---------- Supplied entries ----------

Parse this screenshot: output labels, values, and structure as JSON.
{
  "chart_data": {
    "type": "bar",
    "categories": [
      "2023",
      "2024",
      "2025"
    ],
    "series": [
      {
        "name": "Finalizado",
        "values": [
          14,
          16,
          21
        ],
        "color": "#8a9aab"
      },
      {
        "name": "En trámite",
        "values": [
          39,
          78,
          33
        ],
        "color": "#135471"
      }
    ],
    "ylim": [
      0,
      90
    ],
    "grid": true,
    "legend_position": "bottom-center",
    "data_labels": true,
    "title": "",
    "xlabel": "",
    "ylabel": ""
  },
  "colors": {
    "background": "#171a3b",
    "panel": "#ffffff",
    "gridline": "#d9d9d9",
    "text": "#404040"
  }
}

----------

Request: Make an exact copy of the records.

Output for this task:
Parse this screenshot: output labels, values, and structure as JSON.
{
  "chart_data": {
    "type": "bar",
    "categories": [
      "2023",
      "2024",
      "2025"
    ],
    "series": [
      {
        "name": "Finalizado",
        "values": [
          14,
          16,
          21
        ],
        "color": "#8a9aab"
      },
      {
        "name": "En trámite",
        "values": [
          39,
          78,
          33
        ],
        "color": "#135471"
      }
    ],
    "ylim": [
      0,
      90
    ],
    "grid": true,
    "legend_position": "bottom-center",
    "data_labels": true,
    "title": "",
    "xlabel": "",
    "ylabel": ""
  },
  "colors": {
    "background": "#171a3b",
    "panel": "#ffffff",
    "gridline": "#d9d9d9",
    "text": "#404040"
  }
}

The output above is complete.